Every line that contains the word "ZONA" should be copied out.

::: Given data :::

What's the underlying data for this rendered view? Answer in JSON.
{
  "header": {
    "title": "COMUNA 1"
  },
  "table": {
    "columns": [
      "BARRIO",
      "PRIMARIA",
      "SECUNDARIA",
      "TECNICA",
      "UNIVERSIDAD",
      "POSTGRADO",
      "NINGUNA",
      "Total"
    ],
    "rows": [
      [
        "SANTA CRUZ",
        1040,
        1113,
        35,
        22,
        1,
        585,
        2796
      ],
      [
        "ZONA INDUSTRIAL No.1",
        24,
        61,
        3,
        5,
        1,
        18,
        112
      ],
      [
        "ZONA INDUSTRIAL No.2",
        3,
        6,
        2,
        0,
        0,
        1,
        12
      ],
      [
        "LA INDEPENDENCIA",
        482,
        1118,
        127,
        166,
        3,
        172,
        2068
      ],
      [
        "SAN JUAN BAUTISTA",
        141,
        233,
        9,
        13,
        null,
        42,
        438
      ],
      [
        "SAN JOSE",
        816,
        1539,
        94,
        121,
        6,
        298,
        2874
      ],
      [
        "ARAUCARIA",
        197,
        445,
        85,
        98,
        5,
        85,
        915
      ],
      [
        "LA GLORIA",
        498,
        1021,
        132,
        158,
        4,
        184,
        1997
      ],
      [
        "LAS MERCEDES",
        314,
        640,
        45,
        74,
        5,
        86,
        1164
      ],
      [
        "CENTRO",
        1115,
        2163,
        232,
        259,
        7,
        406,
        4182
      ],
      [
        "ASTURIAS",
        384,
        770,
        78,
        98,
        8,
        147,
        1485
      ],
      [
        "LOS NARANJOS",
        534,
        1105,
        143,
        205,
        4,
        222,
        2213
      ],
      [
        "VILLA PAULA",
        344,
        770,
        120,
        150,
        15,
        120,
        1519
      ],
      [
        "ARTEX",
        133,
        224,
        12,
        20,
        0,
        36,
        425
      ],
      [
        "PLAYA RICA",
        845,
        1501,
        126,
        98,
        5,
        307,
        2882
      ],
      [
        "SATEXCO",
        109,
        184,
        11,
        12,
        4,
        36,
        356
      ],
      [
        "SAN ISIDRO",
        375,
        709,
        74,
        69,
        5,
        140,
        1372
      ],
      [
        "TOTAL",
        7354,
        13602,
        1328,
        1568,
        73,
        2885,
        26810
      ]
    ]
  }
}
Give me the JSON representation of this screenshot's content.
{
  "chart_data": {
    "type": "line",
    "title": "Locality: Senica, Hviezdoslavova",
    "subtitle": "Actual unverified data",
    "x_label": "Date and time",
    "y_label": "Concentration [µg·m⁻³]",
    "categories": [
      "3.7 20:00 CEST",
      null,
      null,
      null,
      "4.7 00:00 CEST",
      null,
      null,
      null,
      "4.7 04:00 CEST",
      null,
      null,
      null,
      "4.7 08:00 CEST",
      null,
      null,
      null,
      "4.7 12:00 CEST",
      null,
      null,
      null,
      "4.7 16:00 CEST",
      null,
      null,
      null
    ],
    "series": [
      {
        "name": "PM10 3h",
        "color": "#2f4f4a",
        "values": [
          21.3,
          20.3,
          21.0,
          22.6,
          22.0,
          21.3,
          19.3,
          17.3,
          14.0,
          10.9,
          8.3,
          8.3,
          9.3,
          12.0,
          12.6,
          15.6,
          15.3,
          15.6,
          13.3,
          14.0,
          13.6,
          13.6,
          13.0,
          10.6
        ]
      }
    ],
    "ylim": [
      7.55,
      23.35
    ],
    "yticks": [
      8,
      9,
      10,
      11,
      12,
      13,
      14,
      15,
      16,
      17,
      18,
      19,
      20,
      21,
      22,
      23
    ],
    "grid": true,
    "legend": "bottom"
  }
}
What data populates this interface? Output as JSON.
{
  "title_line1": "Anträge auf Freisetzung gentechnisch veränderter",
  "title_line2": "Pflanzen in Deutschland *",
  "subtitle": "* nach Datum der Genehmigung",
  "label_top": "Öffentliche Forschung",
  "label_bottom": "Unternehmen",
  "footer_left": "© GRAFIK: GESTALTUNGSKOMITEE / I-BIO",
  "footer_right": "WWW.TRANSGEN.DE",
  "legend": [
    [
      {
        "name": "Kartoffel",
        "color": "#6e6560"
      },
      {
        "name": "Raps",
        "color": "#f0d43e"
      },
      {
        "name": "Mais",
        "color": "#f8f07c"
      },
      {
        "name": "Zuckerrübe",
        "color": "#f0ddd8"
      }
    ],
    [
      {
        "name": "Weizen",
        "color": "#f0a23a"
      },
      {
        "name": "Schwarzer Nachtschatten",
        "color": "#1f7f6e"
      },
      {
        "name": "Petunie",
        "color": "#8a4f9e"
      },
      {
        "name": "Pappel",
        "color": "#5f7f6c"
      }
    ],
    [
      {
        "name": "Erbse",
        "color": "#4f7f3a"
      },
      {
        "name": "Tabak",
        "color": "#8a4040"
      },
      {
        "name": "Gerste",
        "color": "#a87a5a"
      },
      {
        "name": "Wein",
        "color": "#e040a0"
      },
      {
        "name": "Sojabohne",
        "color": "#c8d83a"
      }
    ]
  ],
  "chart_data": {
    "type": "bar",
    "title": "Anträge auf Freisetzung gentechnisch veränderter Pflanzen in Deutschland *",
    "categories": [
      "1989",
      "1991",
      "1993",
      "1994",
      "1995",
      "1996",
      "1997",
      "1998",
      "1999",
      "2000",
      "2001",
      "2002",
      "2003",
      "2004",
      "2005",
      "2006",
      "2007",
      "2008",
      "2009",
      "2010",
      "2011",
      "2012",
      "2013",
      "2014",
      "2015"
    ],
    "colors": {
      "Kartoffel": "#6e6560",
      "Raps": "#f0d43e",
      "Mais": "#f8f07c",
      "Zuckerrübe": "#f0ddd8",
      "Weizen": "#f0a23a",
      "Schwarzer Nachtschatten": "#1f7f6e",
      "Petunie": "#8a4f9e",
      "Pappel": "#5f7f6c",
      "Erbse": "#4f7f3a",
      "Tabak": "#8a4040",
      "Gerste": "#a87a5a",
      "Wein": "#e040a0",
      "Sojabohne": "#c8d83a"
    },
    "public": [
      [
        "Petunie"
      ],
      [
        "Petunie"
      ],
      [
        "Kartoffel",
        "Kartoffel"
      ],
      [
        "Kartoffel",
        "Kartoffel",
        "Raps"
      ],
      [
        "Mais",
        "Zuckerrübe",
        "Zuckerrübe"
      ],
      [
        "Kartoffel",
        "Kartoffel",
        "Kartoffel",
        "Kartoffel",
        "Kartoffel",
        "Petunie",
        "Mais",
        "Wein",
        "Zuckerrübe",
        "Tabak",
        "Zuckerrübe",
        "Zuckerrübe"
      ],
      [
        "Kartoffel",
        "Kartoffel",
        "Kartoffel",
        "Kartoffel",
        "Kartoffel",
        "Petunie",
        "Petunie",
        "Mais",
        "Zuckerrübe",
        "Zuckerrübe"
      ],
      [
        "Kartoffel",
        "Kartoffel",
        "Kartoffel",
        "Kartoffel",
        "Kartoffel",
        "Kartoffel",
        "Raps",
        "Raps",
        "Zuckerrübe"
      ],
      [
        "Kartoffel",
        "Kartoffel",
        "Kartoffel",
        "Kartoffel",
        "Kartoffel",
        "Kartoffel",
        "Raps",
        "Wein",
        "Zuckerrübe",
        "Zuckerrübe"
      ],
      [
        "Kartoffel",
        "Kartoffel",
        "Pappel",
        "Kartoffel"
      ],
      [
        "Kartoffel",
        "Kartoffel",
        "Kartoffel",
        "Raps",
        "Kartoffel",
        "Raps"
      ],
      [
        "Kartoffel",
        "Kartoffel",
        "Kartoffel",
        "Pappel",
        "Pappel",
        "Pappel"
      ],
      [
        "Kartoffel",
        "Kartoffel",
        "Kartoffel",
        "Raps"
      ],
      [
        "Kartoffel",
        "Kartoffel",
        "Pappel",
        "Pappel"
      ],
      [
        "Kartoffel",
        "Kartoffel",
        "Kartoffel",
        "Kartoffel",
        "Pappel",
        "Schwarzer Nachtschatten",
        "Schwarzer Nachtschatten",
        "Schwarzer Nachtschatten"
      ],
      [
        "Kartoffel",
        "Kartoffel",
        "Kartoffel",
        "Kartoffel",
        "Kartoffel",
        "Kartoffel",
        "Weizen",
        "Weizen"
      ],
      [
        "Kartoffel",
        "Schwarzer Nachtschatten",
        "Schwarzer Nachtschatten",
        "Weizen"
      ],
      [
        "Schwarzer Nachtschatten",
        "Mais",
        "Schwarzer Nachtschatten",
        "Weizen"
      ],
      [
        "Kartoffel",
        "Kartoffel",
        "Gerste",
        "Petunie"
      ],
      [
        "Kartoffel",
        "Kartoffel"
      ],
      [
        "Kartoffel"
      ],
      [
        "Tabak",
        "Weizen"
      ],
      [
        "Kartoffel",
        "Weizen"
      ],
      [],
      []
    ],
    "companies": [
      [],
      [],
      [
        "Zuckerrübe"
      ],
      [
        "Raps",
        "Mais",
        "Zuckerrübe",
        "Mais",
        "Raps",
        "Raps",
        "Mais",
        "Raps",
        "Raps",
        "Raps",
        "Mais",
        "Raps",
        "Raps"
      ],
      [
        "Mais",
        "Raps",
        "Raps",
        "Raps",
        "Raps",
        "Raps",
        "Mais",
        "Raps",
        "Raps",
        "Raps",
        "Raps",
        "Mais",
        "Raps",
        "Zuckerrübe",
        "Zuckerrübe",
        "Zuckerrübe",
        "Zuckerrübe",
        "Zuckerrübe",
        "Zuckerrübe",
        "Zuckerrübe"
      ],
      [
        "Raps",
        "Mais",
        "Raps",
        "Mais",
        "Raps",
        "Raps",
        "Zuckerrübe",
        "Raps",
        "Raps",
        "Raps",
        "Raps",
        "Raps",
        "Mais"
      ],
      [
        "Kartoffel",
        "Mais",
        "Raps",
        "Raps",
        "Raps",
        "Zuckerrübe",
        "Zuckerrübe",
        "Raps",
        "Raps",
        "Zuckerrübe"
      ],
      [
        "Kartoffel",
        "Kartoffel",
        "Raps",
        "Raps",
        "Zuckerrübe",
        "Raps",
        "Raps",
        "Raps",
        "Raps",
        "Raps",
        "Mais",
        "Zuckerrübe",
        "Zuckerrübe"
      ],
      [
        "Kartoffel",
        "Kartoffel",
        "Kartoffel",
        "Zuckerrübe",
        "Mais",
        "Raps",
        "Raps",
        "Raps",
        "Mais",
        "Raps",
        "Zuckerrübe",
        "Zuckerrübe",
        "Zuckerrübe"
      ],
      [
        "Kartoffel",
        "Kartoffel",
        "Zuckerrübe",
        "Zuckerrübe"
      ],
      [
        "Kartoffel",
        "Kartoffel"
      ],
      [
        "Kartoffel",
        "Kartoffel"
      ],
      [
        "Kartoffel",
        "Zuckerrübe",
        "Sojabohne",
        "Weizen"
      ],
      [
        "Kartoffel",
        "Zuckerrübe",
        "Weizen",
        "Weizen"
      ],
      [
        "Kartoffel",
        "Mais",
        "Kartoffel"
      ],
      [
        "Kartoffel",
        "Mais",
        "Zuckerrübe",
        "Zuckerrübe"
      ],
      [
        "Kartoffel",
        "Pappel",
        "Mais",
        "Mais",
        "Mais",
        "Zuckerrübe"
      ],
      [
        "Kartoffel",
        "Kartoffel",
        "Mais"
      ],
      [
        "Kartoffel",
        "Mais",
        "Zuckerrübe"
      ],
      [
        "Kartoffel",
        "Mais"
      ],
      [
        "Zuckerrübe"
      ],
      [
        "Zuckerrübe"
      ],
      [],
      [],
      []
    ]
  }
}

:::

(Answer in full):
        "ZONA INDUSTRIAL No.1",
        "ZONA INDUSTRIAL No.2",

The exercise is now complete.